::: STORED DATA
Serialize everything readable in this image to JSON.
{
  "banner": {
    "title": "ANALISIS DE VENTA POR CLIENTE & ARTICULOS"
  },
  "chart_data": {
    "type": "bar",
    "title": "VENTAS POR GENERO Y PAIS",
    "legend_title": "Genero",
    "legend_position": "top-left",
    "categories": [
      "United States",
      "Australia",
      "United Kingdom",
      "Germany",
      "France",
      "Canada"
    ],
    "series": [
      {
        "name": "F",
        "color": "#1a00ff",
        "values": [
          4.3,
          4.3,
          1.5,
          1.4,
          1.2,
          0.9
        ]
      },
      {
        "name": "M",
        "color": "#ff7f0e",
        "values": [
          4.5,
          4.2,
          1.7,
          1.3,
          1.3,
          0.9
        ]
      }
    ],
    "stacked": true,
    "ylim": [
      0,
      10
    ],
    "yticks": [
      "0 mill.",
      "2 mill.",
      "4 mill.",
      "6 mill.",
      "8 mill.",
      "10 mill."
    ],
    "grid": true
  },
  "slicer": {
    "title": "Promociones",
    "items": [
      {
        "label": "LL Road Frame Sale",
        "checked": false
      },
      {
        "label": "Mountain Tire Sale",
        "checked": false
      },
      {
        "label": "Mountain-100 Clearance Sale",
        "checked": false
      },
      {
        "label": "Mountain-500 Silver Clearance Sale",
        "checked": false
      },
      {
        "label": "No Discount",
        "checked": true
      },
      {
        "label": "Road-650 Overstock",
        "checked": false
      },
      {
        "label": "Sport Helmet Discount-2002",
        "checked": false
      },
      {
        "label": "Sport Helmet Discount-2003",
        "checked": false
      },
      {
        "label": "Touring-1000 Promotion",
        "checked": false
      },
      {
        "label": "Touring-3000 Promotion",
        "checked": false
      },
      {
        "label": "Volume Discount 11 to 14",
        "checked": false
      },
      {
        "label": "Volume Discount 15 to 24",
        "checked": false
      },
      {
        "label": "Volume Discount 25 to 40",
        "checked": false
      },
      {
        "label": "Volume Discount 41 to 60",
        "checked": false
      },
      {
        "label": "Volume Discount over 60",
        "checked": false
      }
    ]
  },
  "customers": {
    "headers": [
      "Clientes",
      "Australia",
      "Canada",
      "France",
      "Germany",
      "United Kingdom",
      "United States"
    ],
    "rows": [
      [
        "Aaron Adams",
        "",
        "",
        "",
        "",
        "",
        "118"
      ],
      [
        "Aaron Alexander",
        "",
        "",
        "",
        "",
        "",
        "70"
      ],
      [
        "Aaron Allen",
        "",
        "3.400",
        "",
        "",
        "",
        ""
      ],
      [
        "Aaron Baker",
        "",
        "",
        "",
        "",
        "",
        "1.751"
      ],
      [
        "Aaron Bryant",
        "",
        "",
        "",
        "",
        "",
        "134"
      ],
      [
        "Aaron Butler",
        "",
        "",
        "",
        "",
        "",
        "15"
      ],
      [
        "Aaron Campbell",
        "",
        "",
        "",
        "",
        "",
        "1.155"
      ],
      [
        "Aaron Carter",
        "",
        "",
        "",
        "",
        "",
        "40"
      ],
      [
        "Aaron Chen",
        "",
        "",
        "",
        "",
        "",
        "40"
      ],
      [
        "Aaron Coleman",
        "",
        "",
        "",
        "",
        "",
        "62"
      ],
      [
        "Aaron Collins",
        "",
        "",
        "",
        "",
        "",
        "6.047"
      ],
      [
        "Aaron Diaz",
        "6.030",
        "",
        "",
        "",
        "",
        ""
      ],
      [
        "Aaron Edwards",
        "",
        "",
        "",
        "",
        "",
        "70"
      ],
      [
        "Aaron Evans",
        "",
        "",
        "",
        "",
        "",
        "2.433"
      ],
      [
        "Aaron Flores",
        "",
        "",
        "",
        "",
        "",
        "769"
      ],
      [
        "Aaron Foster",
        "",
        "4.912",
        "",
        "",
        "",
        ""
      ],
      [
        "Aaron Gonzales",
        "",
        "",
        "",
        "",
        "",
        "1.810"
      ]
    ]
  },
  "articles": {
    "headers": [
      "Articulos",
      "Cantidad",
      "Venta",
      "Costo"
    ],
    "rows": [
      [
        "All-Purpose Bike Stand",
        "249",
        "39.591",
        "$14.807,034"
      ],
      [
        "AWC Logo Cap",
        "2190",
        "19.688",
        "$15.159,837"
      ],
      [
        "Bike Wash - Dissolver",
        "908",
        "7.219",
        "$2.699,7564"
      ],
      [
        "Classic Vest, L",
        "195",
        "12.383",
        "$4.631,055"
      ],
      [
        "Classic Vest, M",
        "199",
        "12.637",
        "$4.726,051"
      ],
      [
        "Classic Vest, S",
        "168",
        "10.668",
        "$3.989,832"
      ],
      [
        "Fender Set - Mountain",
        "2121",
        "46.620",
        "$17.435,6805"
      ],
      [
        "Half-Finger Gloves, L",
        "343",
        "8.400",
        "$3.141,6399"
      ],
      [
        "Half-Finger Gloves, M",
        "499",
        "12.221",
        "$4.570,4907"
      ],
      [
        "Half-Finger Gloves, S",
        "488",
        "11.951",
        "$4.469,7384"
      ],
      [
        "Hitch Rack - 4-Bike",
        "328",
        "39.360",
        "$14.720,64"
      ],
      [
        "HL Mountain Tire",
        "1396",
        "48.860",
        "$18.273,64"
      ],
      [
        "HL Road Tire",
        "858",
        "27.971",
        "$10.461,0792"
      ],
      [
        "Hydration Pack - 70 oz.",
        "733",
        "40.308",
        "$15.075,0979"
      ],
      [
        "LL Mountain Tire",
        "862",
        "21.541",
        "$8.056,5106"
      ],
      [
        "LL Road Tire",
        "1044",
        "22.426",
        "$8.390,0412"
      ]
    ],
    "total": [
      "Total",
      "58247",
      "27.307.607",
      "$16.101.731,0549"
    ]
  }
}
::::::
Isolate the lines above that contain the word "United" and copy them.

▶ [FULL SOLUTION]:
      "United States",
      "United Kingdom",
      "United Kingdom",
      "United States"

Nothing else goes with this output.